# SUPPLIED DATA
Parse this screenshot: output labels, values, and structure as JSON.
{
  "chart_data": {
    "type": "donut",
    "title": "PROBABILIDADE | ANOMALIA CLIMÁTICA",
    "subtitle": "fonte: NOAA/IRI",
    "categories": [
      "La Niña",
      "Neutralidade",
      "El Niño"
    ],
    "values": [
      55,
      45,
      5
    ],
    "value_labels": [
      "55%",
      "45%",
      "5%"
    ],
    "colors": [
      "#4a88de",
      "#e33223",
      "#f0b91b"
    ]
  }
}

# GIVEN INSTRUCTION
Every entry should be output exactly as written, please.

# OUTPUT OF THE EXERCISE
Parse this screenshot: output labels, values, and structure as JSON.
{
  "chart_data": {
    "type": "donut",
    "title": "PROBABILIDADE | ANOMALIA CLIMÁTICA",
    "subtitle": "fonte: NOAA/IRI",
    "categories": [
      "La Niña",
      "Neutralidade",
      "El Niño"
    ],
    "values": [
      55,
      45,
      5
    ],
    "value_labels": [
      "55%",
      "45%",
      "5%"
    ],
    "colors": [
      "#4a88de",
      "#e33223",
      "#f0b91b"
    ]
  }
}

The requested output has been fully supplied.